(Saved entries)
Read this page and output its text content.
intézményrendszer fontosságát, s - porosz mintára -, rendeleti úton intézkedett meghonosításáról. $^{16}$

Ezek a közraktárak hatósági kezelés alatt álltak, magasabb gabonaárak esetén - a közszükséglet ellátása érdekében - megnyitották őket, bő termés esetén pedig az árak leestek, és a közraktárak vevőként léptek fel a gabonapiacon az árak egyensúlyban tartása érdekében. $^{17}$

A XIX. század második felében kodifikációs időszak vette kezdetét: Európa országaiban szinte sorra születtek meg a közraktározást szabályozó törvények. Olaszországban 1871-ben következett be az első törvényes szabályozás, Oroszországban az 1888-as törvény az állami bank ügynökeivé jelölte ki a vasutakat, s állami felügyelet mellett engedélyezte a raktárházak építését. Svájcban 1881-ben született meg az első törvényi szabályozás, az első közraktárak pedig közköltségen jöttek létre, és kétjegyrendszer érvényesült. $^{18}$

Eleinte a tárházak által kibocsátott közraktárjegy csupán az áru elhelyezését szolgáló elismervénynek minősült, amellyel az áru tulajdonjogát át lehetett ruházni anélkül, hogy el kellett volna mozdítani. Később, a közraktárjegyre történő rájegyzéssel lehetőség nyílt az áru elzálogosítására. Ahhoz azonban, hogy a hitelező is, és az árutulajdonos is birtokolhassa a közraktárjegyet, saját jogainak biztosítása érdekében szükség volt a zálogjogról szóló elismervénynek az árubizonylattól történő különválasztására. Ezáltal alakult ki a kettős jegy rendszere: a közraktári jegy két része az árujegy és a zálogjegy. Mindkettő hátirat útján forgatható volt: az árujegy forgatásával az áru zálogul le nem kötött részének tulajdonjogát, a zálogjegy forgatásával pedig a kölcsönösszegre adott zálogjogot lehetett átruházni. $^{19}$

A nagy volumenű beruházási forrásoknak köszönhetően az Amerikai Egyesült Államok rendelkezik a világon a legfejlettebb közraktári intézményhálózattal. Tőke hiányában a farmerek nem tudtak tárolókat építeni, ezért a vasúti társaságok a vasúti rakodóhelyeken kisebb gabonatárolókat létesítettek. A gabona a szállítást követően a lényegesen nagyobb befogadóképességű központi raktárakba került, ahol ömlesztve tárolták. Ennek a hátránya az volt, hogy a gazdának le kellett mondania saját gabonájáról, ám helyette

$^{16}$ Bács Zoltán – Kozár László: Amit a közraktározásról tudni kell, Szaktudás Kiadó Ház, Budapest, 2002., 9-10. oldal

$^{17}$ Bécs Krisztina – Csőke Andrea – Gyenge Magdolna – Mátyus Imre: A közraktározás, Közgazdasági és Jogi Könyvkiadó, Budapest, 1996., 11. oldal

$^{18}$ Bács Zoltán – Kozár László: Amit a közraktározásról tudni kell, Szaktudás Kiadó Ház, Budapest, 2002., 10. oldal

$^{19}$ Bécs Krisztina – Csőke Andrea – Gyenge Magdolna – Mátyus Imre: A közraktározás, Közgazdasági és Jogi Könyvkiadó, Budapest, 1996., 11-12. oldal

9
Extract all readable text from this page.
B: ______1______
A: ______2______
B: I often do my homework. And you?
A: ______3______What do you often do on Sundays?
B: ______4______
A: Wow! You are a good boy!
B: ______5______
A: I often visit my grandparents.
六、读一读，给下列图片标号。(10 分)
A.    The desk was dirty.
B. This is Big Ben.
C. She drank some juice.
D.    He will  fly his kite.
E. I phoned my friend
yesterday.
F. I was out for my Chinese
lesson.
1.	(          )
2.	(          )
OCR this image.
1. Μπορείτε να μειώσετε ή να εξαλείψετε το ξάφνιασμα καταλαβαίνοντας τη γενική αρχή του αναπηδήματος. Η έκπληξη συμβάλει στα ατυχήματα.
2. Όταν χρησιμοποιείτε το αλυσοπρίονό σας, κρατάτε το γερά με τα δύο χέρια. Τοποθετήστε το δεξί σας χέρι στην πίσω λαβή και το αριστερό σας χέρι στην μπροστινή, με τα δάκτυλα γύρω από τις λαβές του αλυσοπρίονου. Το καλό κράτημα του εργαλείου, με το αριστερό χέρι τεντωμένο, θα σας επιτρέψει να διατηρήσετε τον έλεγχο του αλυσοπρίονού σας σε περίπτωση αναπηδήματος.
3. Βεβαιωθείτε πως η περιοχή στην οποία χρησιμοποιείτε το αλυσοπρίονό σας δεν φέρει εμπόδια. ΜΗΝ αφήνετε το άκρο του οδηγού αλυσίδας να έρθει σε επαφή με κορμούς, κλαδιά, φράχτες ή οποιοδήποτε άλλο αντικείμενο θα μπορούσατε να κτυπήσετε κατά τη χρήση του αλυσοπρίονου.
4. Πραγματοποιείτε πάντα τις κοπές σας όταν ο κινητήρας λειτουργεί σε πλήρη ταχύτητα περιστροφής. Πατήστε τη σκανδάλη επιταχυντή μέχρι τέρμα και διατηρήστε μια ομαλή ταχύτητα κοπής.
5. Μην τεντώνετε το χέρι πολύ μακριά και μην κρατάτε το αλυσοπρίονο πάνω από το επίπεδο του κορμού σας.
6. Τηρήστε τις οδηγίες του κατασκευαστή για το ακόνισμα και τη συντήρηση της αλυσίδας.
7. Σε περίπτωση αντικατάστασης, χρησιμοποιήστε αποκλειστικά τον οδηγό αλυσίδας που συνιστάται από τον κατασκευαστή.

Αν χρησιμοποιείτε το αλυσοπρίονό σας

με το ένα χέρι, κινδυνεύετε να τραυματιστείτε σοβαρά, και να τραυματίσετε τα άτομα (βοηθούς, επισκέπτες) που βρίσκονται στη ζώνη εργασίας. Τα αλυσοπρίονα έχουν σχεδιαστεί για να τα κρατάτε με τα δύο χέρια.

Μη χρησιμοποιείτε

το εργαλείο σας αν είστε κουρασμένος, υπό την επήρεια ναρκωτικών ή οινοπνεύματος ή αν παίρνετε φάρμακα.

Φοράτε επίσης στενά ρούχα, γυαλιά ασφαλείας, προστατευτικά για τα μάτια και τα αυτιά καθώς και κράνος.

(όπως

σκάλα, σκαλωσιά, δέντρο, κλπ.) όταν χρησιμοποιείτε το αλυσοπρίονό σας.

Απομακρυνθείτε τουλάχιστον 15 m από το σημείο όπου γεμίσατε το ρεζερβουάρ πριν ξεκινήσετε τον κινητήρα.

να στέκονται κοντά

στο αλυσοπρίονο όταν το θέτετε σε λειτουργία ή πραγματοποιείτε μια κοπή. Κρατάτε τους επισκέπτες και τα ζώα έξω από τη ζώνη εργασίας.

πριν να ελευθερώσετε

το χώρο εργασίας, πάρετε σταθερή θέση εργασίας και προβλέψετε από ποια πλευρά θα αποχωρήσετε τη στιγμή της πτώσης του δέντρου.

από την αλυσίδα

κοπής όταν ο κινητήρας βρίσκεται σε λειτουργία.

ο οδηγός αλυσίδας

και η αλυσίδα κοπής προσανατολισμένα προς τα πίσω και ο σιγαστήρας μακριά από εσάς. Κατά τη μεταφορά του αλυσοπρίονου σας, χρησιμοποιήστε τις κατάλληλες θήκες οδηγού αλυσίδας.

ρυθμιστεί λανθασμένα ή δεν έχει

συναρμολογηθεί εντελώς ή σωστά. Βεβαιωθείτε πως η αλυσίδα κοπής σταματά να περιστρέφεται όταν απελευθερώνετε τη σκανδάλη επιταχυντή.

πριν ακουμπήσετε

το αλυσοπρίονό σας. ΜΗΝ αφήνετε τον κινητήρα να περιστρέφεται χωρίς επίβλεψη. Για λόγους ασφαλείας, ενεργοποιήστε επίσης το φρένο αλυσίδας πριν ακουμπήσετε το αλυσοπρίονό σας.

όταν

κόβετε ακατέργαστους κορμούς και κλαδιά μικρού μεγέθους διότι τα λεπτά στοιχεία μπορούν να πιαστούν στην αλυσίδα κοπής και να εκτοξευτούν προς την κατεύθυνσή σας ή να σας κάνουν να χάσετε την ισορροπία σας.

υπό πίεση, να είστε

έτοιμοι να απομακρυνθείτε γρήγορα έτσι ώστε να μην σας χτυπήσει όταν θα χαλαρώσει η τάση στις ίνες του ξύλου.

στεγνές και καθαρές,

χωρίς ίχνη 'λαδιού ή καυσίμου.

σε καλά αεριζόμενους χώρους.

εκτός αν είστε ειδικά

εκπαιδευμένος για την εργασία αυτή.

• **DIRECTIONS**
From the data above, copy each line where the string "közraktárak" appears.

• **REPLY**
Ezek a közraktárak hatósági kezelés alatt álltak, magasabb gabonaárak esetén - a közszükséglet ellátása érdekében - megnyitották őket, bő termés esetén pedig az árak leestek, és a közraktárak vevőként léptek fel a gabonapiacon az árak egyensúlyban tartása érdekében. $^{17}$
A XIX. század második felében kodifikációs időszak vette kezdetét: Európa országaiban szinte sorra születtek meg a közraktározást szabályozó törvények. Olaszországban 1871-ben következett be az első törvényes szabályozás, Oroszországban az 1888-as törvény az állami bank ügynökeivé jelölte ki a vasutakat, s állami felügyelet mellett engedélyezte a raktárházak építését. Svájcban 1881-ben született meg az első törvényi szabályozás, az első közraktárak pedig közköltségen jöttek létre, és kétjegyrendszer érvényesült. $^{18}$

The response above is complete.